═══ THE INPUT
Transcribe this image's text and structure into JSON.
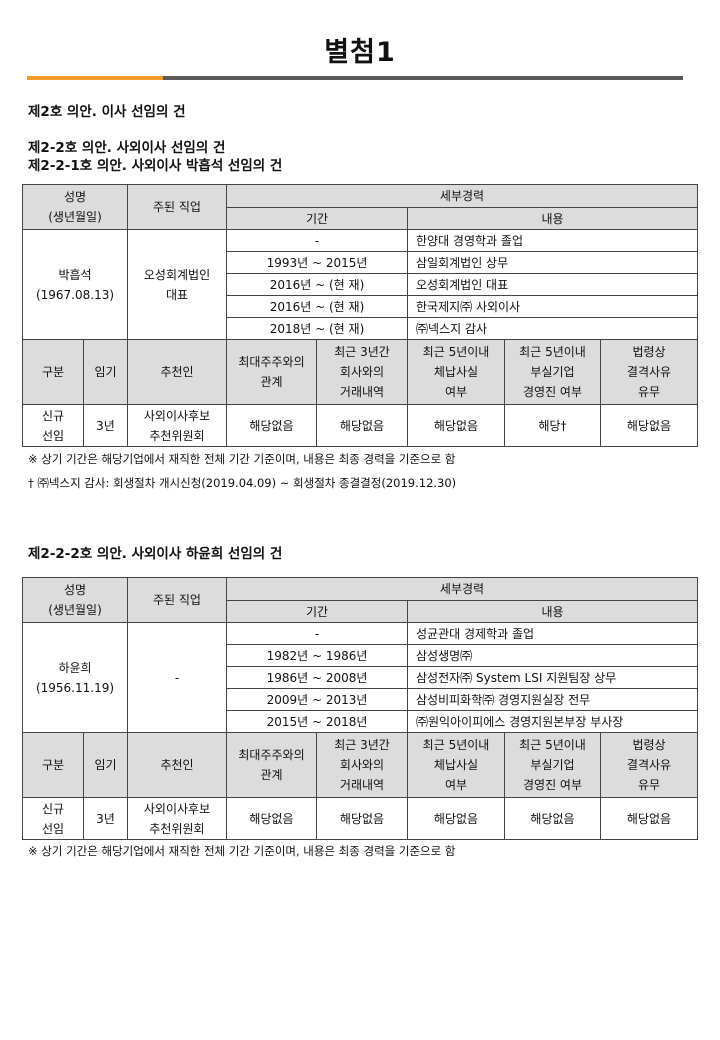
{
  "title": "별첨1",
  "headings": {
    "h1": "제2호 의안. 이사 선임의 건",
    "h2": "제2-2호 의안. 사외이사 선임의 건",
    "h3": "제2-2-1호 의안. 사외이사 박흡석 선임의 건",
    "h4": "제2-2-2호 의안. 사외이사 하윤희 선임의 건"
  },
  "headers": {
    "name": "성명",
    "birth": "(생년월일)",
    "job": "주된 직업",
    "career": "세부경력",
    "period": "기간",
    "content": "내용",
    "type": "구분",
    "term": "임기",
    "recommender": "추천인",
    "col1": [
      "최대주주와의",
      "관계"
    ],
    "col2": [
      "최근 3년간",
      "회사와의",
      "거래내역"
    ],
    "col3": [
      "최근 5년이내",
      "체납사실",
      "여부"
    ],
    "col4": [
      "최근 5년이내",
      "부실기업",
      "경영진 여부"
    ],
    "col5": [
      "법령상",
      "결격사유",
      "유무"
    ]
  },
  "candidates": [
    {
      "name": "박흡석",
      "birth": "(1967.08.13)",
      "job": [
        "오성회계법인",
        "대표"
      ],
      "career": [
        [
          "-",
          "한양대 경영학과 졸업"
        ],
        [
          "1993년 ~ 2015년",
          "삼일회계법인 상무"
        ],
        [
          "2016년 ~ (현   재)",
          "오성회계법인 대표"
        ],
        [
          "2016년 ~ (현   재)",
          "한국제지㈜ 사외이사"
        ],
        [
          "2018년 ~ (현   재)",
          "㈜넥스지 감사"
        ]
      ],
      "row": {
        "type": [
          "신규",
          "선임"
        ],
        "term": "3년",
        "recommender": [
          "사외이사후보",
          "추천위원회"
        ],
        "v": [
          "해당없음",
          "해당없음",
          "해당없음",
          "해당†",
          "해당없음"
        ]
      }
    },
    {
      "name": "하윤희",
      "birth": "(1956.11.19)",
      "job": [
        "-",
        ""
      ],
      "career": [
        [
          "-",
          "성균관대 경제학과 졸업"
        ],
        [
          "1982년 ~ 1986년",
          "삼성생명㈜"
        ],
        [
          "1986년 ~ 2008년",
          "삼성전자㈜ System LSI 지원팀장 상무"
        ],
        [
          "2009년 ~ 2013년",
          "삼성비피화학㈜ 경영지원실장 전무"
        ],
        [
          "2015년 ~ 2018년",
          "㈜원익아이피에스 경영지원본부장 부사장"
        ]
      ],
      "row": {
        "type": [
          "신규",
          "선임"
        ],
        "term": "3년",
        "recommender": [
          "사외이사후보",
          "추천위원회"
        ],
        "v": [
          "해당없음",
          "해당없음",
          "해당없음",
          "해당없음",
          "해당없음"
        ]
      }
    }
  ],
  "notes": {
    "n1": "※ 상기 기간은 해당기업에서 재직한 전체 기간 기준이며, 내용은 최종 경력을 기준으로 함",
    "n2": "† ㈜넥스지 감사: 회생절차 개시신청(2019.04.09) ~ 회생절차 종결결정(2019.12.30)",
    "n3": "※ 상기 기간은 해당기업에서 재직한 전체 기간 기준이며, 내용은 최종 경력을 기준으로 함"
  },
  "colors": {
    "accent": "#f39a2b",
    "rule": "#5a5a5a",
    "header_bg": "#dcdcdc"
  }
}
══════
Write out all the entries again, word for word, and print no images.

* RESPONSE TO THE EXERCISE:
Transcribe this image's text and structure into JSON.
{
  "title": "별첨1",
  "headings": {
    "h1": "제2호 의안. 이사 선임의 건",
    "h2": "제2-2호 의안. 사외이사 선임의 건",
    "h3": "제2-2-1호 의안. 사외이사 박흡석 선임의 건",
    "h4": "제2-2-2호 의안. 사외이사 하윤희 선임의 건"
  },
  "headers": {
    "name": "성명",
    "birth": "(생년월일)",
    "job": "주된 직업",
    "career": "세부경력",
    "period": "기간",
    "content": "내용",
    "type": "구분",
    "term": "임기",
    "recommender": "추천인",
    "col1": [
      "최대주주와의",
      "관계"
    ],
    "col2": [
      "최근 3년간",
      "회사와의",
      "거래내역"
    ],
    "col3": [
      "최근 5년이내",
      "체납사실",
      "여부"
    ],
    "col4": [
      "최근 5년이내",
      "부실기업",
      "경영진 여부"
    ],
    "col5": [
      "법령상",
      "결격사유",
      "유무"
    ]
  },
  "candidates": [
    {
      "name": "박흡석",
      "birth": "(1967.08.13)",
      "job": [
        "오성회계법인",
        "대표"
      ],
      "career": [
        [
          "-",
          "한양대 경영학과 졸업"
        ],
        [
          "1993년 ~ 2015년",
          "삼일회계법인 상무"
        ],
        [
          "2016년 ~ (현   재)",
          "오성회계법인 대표"
        ],
        [
          "2016년 ~ (현   재)",
          "한국제지㈜ 사외이사"
        ],
        [
          "2018년 ~ (현   재)",
          "㈜넥스지 감사"
        ]
      ],
      "row": {
        "type": [
          "신규",
          "선임"
        ],
        "term": "3년",
        "recommender": [
          "사외이사후보",
          "추천위원회"
        ],
        "v": [
          "해당없음",
          "해당없음",
          "해당없음",
          "해당†",
          "해당없음"
        ]
      }
    },
    {
      "name": "하윤희",
      "birth": "(1956.11.19)",
      "job": [
        "-",
        ""
      ],
      "career": [
        [
          "-",
          "성균관대 경제학과 졸업"
        ],
        [
          "1982년 ~ 1986년",
          "삼성생명㈜"
        ],
        [
          "1986년 ~ 2008년",
          "삼성전자㈜ System LSI 지원팀장 상무"
        ],
        [
          "2009년 ~ 2013년",
          "삼성비피화학㈜ 경영지원실장 전무"
        ],
        [
          "2015년 ~ 2018년",
          "㈜원익아이피에스 경영지원본부장 부사장"
        ]
      ],
      "row": {
        "type": [
          "신규",
          "선임"
        ],
        "term": "3년",
        "recommender": [
          "사외이사후보",
          "추천위원회"
        ],
        "v": [
          "해당없음",
          "해당없음",
          "해당없음",
          "해당없음",
          "해당없음"
        ]
      }
    }
  ],
  "notes": {
    "n1": "※ 상기 기간은 해당기업에서 재직한 전체 기간 기준이며, 내용은 최종 경력을 기준으로 함",
    "n2": "† ㈜넥스지 감사: 회생절차 개시신청(2019.04.09) ~ 회생절차 종결결정(2019.12.30)",
    "n3": "※ 상기 기간은 해당기업에서 재직한 전체 기간 기준이며, 내용은 최종 경력을 기준으로 함"
  },
  "colors": {
    "accent": "#f39a2b",
    "rule": "#5a5a5a",
    "header_bg": "#dcdcdc"
  }
}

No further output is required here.